### Description of the task
Filter the material below, copying out every line that contains the string "系统管理". Case counts.

### Data records
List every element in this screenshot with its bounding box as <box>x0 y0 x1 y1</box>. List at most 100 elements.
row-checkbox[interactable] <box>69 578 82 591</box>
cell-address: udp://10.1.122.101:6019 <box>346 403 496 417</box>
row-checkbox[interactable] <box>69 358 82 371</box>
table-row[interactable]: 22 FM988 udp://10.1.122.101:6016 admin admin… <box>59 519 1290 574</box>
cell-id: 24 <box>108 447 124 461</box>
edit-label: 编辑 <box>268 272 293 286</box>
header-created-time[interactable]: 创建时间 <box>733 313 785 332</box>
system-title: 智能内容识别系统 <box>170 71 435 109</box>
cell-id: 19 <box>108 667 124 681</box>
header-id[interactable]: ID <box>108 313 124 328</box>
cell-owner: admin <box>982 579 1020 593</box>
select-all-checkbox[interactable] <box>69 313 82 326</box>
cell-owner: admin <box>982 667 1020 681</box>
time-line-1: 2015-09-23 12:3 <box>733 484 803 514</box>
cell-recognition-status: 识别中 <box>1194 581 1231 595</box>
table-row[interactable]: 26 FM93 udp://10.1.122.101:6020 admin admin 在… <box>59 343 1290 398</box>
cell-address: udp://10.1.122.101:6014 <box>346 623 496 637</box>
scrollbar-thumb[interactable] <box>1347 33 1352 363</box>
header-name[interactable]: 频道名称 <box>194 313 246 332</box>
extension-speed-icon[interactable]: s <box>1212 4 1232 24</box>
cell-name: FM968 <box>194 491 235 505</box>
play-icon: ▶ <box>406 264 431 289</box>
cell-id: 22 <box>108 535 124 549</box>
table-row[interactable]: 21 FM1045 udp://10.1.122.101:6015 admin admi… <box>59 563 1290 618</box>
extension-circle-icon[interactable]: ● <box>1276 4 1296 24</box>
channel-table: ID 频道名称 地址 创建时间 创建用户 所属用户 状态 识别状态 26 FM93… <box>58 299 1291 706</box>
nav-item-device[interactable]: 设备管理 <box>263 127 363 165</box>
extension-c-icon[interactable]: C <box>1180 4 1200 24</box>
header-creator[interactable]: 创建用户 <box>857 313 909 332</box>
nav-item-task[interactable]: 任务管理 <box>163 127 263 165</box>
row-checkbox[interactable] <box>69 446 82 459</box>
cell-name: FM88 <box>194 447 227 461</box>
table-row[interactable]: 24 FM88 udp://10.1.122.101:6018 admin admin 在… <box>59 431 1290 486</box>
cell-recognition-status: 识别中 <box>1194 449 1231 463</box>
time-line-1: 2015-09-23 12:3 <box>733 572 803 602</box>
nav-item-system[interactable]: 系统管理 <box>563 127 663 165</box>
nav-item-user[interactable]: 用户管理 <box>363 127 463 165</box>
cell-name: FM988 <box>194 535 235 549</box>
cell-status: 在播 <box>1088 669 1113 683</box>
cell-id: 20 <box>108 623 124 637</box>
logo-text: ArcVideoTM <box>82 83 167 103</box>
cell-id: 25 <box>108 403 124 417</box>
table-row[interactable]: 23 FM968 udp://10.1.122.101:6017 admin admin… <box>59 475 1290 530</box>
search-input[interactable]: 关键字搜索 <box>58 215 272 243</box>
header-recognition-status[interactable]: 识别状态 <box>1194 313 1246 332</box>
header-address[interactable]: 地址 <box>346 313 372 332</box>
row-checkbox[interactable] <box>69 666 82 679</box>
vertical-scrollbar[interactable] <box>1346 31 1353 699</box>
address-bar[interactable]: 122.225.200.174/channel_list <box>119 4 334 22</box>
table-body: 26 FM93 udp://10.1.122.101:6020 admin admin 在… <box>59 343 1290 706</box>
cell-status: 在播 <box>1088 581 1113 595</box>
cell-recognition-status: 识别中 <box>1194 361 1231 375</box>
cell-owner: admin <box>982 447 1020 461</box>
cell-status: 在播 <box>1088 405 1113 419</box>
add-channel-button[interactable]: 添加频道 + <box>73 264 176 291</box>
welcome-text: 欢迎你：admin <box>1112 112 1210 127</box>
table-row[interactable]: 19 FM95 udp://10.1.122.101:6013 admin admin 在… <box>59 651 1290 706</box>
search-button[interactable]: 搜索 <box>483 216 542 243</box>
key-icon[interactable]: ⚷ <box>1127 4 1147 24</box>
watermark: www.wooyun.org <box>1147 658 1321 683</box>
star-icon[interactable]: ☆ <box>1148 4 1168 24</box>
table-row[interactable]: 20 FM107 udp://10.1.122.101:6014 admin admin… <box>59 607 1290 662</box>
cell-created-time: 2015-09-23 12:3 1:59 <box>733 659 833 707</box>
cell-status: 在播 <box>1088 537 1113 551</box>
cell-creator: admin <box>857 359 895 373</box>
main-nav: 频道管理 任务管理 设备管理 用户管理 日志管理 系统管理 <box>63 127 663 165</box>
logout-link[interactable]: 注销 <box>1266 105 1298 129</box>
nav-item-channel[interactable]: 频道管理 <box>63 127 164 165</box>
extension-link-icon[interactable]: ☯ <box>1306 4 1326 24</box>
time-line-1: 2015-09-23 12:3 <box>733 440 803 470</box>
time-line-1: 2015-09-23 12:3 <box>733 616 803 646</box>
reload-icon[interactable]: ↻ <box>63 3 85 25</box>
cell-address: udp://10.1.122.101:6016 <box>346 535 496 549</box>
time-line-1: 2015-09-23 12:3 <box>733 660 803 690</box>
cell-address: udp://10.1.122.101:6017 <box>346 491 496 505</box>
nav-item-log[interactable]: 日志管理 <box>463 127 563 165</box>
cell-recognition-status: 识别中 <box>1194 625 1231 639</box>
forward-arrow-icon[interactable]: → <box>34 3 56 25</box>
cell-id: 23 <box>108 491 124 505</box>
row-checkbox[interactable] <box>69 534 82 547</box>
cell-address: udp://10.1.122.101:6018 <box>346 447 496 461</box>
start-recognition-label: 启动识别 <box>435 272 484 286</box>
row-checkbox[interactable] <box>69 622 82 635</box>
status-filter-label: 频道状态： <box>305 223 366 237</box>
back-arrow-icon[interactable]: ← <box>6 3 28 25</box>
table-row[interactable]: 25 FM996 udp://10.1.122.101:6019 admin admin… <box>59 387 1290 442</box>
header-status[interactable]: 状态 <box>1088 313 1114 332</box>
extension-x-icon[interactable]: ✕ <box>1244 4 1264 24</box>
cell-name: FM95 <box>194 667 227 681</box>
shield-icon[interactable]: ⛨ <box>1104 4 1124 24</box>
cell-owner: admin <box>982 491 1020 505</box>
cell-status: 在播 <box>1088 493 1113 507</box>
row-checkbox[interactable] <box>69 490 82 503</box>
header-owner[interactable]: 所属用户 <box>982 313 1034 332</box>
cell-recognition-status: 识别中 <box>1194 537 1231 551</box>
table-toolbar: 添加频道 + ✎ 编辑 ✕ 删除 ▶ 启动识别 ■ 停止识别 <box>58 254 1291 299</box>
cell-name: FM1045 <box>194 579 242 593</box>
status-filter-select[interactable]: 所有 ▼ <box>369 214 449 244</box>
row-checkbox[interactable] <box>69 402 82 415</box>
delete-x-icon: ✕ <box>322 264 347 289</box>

### Worked answer
nav-item-system[interactable]: 系统管理 <box>563 127 663 165</box>
main-nav: 频道管理 任务管理 设备管理 用户管理 日志管理 系统管理 <box>63 127 663 165</box>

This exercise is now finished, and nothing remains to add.